• **Try it**
Repeat word for word the part of the text below on Simmons's acting roles that runs between "In 2021, Simmons provided" and "Lionheart in Zootopia.", inclusive.

• **Selected extract**
──────────
In 2019, Simmons reprised his role of J. Jonah Jameson in the Marvel Cinematic Universe (MCU) film Spider-Man: Far From Home, as a cameo in the mid-credits scene. He is the second actor to portray the same character in both a non-MCU and MCU film, following Lou Ferrigno as the voice of the Hulk. He returns in the role in the 2019 Web series The Daily Bugle and the films Venom: Let There Be Carnage and Spider-Man: No Way Home, both released in 2021, as well as the 2022 film Morbius, in a scene cut from the theatrical release. He also starred in the fourth season of Veronica Mars as Clyde Pickett, a ex-con working as a fixer for Richard Casablancas Sr.

In 2020, he had a guest spot as Frank Dillman on the police sitcom Brooklyn Nine-Nine. He also narrated the Netflix limited series documentary Coronavirus, Explained and co-starred in the critically acclaimed sci-fi/comedy Palm Springs, which premiered at the Sundance Film Festival in January and on Hulu in July.

From 2014 to 2020, Simmons voiced Lenny Turteltaub in the animated show BoJack Horseman.

In 2021, Simmons provided the voice for Omni-Man in the animated show Invincible, played the role of George Zax, CEO of a family-owned and operated pharmaceutical company on the fourth season of Goliath, and also appeared in the military science-fiction film The Tomorrow War.

In 2021, Simmons was the voice of Tusk Johnson, Mountain Man in the animated show The Great North.

In 2021, Simmons portrayed William Frawley in the Amazon movie Being the Ricardos, for which he received his second Academy Award nomination.

In 2024, Simmons portrayed Santa Claus in the holiday movie Red One.

=== Voice acting ===
In 2016, Simmons voiced characters in two animated films, voicing the antagonist Kai in Kung Fu Panda 3 and Mayor Lionheart in Zootopia.

===Video games===
In 2005, Simmons also reprised his role of J. Jonah Jameson, as a voice actor, for the PSP version of Spider-Man 2: The Video Game. Later in 2007, he also voiced the same character of Jameson in the next game of the series: Spider-Man 3: The Video Game. Simmons, also in 2007, decided to voice Jameson one last time in Stern Pinball: Spider-Man.
──────────
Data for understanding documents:
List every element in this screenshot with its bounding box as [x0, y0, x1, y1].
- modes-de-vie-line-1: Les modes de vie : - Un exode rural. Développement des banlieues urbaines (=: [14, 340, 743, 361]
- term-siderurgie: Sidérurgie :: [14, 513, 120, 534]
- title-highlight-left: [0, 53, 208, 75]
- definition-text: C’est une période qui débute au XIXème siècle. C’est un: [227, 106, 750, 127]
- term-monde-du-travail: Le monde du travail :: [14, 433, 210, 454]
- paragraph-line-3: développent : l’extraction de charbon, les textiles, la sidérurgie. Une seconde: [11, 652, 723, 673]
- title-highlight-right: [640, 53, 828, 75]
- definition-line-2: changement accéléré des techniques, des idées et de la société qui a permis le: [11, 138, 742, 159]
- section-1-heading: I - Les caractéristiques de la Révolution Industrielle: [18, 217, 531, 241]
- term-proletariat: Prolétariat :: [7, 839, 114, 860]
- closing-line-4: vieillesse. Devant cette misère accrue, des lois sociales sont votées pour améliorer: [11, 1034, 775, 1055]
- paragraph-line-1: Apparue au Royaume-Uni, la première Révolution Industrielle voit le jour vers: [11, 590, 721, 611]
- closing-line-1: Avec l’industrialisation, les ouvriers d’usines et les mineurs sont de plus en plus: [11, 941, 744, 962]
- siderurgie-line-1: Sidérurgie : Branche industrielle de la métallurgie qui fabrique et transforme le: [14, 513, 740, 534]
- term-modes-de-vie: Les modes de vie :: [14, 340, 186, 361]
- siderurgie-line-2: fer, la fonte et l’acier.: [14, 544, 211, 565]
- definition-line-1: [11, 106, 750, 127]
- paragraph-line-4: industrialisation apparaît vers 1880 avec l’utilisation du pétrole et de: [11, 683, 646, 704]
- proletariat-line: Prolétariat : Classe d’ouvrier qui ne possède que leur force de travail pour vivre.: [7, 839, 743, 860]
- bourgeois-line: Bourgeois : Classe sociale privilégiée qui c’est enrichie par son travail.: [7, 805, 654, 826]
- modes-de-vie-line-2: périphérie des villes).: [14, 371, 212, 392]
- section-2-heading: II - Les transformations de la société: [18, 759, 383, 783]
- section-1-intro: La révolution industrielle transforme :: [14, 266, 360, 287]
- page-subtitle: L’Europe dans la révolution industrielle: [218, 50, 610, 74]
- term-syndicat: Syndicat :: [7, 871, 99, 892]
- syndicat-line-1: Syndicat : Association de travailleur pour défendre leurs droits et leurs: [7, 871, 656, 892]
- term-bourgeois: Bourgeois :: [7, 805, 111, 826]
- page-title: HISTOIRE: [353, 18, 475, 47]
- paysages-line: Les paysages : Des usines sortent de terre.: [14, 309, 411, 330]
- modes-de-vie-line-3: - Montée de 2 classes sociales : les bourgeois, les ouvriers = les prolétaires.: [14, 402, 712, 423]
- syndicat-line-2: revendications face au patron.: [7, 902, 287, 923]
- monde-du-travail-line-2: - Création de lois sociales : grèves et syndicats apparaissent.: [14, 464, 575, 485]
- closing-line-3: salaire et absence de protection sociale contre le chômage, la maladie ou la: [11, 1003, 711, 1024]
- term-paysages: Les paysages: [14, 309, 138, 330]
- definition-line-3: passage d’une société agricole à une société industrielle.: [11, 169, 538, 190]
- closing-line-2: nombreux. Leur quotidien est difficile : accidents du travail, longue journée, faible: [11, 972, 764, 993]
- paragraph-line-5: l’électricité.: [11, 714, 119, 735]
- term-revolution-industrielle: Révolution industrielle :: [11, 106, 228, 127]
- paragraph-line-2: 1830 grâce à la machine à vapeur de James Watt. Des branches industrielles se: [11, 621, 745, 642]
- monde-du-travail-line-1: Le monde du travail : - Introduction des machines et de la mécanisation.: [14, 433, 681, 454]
──────────
• **Response area**
In 2021, Simmons provided the voice for Omni-Man in the animated show Invincible, played the role of George Zax, CEO of a family-owned and operated pharmaceutical company on the fourth season of Goliath, and also appeared in the military science-fiction film The Tomorrow War.

In 2021, Simmons was the voice of Tusk Johnson, Mountain Man in the animated show The Great North.

In 2021, Simmons portrayed William Frawley in the Amazon movie Being the Ricardos, for which he received his second Academy Award nomination.

In 2024, Simmons portrayed Santa Claus in the holiday movie Red One.

=== Voice acting ===
In 2016, Simmons voiced characters in two animated films, voicing the antagonist Kai in Kung Fu Panda 3 and Mayor Lionheart in Zootopia.